EXERCISE GOAL:
Extract the full set of records that follows, word for word.
+-------+
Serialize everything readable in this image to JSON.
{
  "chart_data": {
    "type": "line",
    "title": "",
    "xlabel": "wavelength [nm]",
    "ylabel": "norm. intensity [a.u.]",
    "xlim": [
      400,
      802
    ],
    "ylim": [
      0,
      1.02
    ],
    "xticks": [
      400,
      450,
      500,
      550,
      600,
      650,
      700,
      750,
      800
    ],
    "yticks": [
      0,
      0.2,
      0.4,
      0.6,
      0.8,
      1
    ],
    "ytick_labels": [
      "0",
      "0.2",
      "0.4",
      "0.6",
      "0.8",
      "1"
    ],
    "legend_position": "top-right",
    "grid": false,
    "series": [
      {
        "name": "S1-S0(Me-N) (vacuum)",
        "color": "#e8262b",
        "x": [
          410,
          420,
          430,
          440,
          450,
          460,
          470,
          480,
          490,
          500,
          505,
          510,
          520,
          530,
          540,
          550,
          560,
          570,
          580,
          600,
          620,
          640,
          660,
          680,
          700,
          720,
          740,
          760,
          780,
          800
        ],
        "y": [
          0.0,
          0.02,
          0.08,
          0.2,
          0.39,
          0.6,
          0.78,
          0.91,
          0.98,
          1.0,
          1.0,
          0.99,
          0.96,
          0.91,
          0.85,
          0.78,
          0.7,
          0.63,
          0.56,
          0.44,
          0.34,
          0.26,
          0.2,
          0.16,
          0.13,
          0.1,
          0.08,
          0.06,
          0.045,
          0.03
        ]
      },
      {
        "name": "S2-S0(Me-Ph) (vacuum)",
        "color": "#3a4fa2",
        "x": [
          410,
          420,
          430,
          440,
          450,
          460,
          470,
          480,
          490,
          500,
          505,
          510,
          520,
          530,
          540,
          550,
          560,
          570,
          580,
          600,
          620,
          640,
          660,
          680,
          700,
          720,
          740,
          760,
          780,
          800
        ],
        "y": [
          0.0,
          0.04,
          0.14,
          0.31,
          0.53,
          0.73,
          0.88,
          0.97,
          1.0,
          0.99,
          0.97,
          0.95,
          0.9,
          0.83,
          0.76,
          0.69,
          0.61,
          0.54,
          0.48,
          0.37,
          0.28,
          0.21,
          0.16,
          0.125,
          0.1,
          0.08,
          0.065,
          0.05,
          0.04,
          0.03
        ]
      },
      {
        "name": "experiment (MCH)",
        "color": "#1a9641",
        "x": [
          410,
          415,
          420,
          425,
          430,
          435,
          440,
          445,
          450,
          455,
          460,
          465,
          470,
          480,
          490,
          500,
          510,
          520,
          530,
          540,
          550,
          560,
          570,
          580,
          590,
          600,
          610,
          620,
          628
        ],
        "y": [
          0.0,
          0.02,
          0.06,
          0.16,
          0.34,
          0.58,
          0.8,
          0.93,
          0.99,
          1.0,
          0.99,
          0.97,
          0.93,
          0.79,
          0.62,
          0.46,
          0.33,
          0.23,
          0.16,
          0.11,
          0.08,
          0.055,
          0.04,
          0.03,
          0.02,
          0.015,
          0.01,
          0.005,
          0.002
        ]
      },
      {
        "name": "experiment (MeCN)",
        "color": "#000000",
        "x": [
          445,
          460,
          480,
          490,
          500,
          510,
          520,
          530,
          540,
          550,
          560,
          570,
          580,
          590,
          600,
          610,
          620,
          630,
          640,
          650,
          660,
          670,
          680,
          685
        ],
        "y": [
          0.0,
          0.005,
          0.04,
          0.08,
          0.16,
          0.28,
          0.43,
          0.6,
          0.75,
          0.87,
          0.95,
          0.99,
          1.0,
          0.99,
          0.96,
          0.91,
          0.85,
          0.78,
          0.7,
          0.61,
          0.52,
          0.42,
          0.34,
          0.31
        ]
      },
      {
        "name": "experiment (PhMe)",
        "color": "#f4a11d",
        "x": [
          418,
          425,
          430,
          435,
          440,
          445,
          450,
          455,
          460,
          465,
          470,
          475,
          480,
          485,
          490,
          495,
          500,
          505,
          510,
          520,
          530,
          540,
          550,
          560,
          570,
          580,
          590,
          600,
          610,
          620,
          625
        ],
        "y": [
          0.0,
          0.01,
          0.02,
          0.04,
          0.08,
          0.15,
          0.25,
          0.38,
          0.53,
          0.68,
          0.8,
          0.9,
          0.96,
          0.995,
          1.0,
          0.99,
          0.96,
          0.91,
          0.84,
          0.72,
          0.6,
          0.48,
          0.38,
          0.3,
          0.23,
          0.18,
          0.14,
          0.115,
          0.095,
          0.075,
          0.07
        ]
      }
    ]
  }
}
+-------+
TASK OUTPUT:
Serialize everything readable in this image to JSON.
{
  "chart_data": {
    "type": "line",
    "title": "",
    "xlabel": "wavelength [nm]",
    "ylabel": "norm. intensity [a.u.]",
    "xlim": [
      400,
      802
    ],
    "ylim": [
      0,
      1.02
    ],
    "xticks": [
      400,
      450,
      500,
      550,
      600,
      650,
      700,
      750,
      800
    ],
    "yticks": [
      0,
      0.2,
      0.4,
      0.6,
      0.8,
      1
    ],
    "ytick_labels": [
      "0",
      "0.2",
      "0.4",
      "0.6",
      "0.8",
      "1"
    ],
    "legend_position": "top-right",
    "grid": false,
    "series": [
      {
        "name": "S1-S0(Me-N) (vacuum)",
        "color": "#e8262b",
        "x": [
          410,
          420,
          430,
          440,
          450,
          460,
          470,
          480,
          490,
          500,
          505,
          510,
          520,
          530,
          540,
          550,
          560,
          570,
          580,
          600,
          620,
          640,
          660,
          680,
          700,
          720,
          740,
          760,
          780,
          800
        ],
        "y": [
          0.0,
          0.02,
          0.08,
          0.2,
          0.39,
          0.6,
          0.78,
          0.91,
          0.98,
          1.0,
          1.0,
          0.99,
          0.96,
          0.91,
          0.85,
          0.78,
          0.7,
          0.63,
          0.56,
          0.44,
          0.34,
          0.26,
          0.2,
          0.16,
          0.13,
          0.1,
          0.08,
          0.06,
          0.045,
          0.03
        ]
      },
      {
        "name": "S2-S0(Me-Ph) (vacuum)",
        "color": "#3a4fa2",
        "x": [
          410,
          420,
          430,
          440,
          450,
          460,
          470,
          480,
          490,
          500,
          505,
          510,
          520,
          530,
          540,
          550,
          560,
          570,
          580,
          600,
          620,
          640,
          660,
          680,
          700,
          720,
          740,
          760,
          780,
          800
        ],
        "y": [
          0.0,
          0.04,
          0.14,
          0.31,
          0.53,
          0.73,
          0.88,
          0.97,
          1.0,
          0.99,
          0.97,
          0.95,
          0.9,
          0.83,
          0.76,
          0.69,
          0.61,
          0.54,
          0.48,
          0.37,
          0.28,
          0.21,
          0.16,
          0.125,
          0.1,
          0.08,
          0.065,
          0.05,
          0.04,
          0.03
        ]
      },
      {
        "name": "experiment (MCH)",
        "color": "#1a9641",
        "x": [
          410,
          415,
          420,
          425,
          430,
          435,
          440,
          445,
          450,
          455,
          460,
          465,
          470,
          480,
          490,
          500,
          510,
          520,
          530,
          540,
          550,
          560,
          570,
          580,
          590,
          600,
          610,
          620,
          628
        ],
        "y": [
          0.0,
          0.02,
          0.06,
          0.16,
          0.34,
          0.58,
          0.8,
          0.93,
          0.99,
          1.0,
          0.99,
          0.97,
          0.93,
          0.79,
          0.62,
          0.46,
          0.33,
          0.23,
          0.16,
          0.11,
          0.08,
          0.055,
          0.04,
          0.03,
          0.02,
          0.015,
          0.01,
          0.005,
          0.002
        ]
      },
      {
        "name": "experiment (MeCN)",
        "color": "#000000",
        "x": [
          445,
          460,
          480,
          490,
          500,
          510,
          520,
          530,
          540,
          550,
          560,
          570,
          580,
          590,
          600,
          610,
          620,
          630,
          640,
          650,
          660,
          670,
          680,
          685
        ],
        "y": [
          0.0,
          0.005,
          0.04,
          0.08,
          0.16,
          0.28,
          0.43,
          0.6,
          0.75,
          0.87,
          0.95,
          0.99,
          1.0,
          0.99,
          0.96,
          0.91,
          0.85,
          0.78,
          0.7,
          0.61,
          0.52,
          0.42,
          0.34,
          0.31
        ]
      },
      {
        "name": "experiment (PhMe)",
        "color": "#f4a11d",
        "x": [
          418,
          425,
          430,
          435,
          440,
          445,
          450,
          455,
          460,
          465,
          470,
          475,
          480,
          485,
          490,
          495,
          500,
          505,
          510,
          520,
          530,
          540,
          550,
          560,
          570,
          580,
          590,
          600,
          610,
          620,
          625
        ],
        "y": [
          0.0,
          0.01,
          0.02,
          0.04,
          0.08,
          0.15,
          0.25,
          0.38,
          0.53,
          0.68,
          0.8,
          0.9,
          0.96,
          0.995,
          1.0,
          0.99,
          0.96,
          0.91,
          0.84,
          0.72,
          0.6,
          0.48,
          0.38,
          0.3,
          0.23,
          0.18,
          0.14,
          0.115,
          0.095,
          0.075,
          0.07
        ]
      }
    ]
  }
}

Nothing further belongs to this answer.